Task statement => Without altering anything, repeat each of the records.

─── Data provided

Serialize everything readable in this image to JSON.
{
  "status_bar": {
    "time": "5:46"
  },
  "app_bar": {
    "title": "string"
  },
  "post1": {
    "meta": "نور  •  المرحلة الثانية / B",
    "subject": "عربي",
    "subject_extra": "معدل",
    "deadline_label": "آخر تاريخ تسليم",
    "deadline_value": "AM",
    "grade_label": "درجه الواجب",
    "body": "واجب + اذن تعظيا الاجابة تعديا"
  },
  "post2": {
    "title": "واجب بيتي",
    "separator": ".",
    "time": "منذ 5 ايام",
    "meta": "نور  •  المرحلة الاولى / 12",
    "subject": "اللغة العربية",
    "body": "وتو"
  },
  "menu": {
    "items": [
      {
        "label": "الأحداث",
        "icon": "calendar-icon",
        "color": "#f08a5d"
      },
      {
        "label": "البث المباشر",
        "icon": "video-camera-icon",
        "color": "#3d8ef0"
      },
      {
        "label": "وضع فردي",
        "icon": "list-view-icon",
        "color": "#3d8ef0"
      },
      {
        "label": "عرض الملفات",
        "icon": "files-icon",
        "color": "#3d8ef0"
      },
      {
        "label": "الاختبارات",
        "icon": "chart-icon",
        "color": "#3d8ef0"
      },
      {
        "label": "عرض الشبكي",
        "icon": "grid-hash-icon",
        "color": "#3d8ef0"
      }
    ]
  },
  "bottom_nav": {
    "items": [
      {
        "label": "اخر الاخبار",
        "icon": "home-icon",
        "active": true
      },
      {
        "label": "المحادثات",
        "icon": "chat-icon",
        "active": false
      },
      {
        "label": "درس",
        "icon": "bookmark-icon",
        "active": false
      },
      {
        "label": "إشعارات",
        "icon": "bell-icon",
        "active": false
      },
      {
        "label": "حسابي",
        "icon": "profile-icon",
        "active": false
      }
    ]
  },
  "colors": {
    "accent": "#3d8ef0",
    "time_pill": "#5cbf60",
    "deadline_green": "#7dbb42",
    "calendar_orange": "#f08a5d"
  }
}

──────

Complete response =>
Serialize everything readable in this image to JSON.
{
  "status_bar": {
    "time": "5:46"
  },
  "app_bar": {
    "title": "string"
  },
  "post1": {
    "meta": "نور  •  المرحلة الثانية / B",
    "subject": "عربي",
    "subject_extra": "معدل",
    "deadline_label": "آخر تاريخ تسليم",
    "deadline_value": "AM",
    "grade_label": "درجه الواجب",
    "body": "واجب + اذن تعظيا الاجابة تعديا"
  },
  "post2": {
    "title": "واجب بيتي",
    "separator": ".",
    "time": "منذ 5 ايام",
    "meta": "نور  •  المرحلة الاولى / 12",
    "subject": "اللغة العربية",
    "body": "وتو"
  },
  "menu": {
    "items": [
      {
        "label": "الأحداث",
        "icon": "calendar-icon",
        "color": "#f08a5d"
      },
      {
        "label": "البث المباشر",
        "icon": "video-camera-icon",
        "color": "#3d8ef0"
      },
      {
        "label": "وضع فردي",
        "icon": "list-view-icon",
        "color": "#3d8ef0"
      },
      {
        "label": "عرض الملفات",
        "icon": "files-icon",
        "color": "#3d8ef0"
      },
      {
        "label": "الاختبارات",
        "icon": "chart-icon",
        "color": "#3d8ef0"
      },
      {
        "label": "عرض الشبكي",
        "icon": "grid-hash-icon",
        "color": "#3d8ef0"
      }
    ]
  },
  "bottom_nav": {
    "items": [
      {
        "label": "اخر الاخبار",
        "icon": "home-icon",
        "active": true
      },
      {
        "label": "المحادثات",
        "icon": "chat-icon",
        "active": false
      },
      {
        "label": "درس",
        "icon": "bookmark-icon",
        "active": false
      },
      {
        "label": "إشعارات",
        "icon": "bell-icon",
        "active": false
      },
      {
        "label": "حسابي",
        "icon": "profile-icon",
        "active": false
      }
    ]
  },
  "colors": {
    "accent": "#3d8ef0",
    "time_pill": "#5cbf60",
    "deadline_green": "#7dbb42",
    "calendar_orange": "#f08a5d"
  }
}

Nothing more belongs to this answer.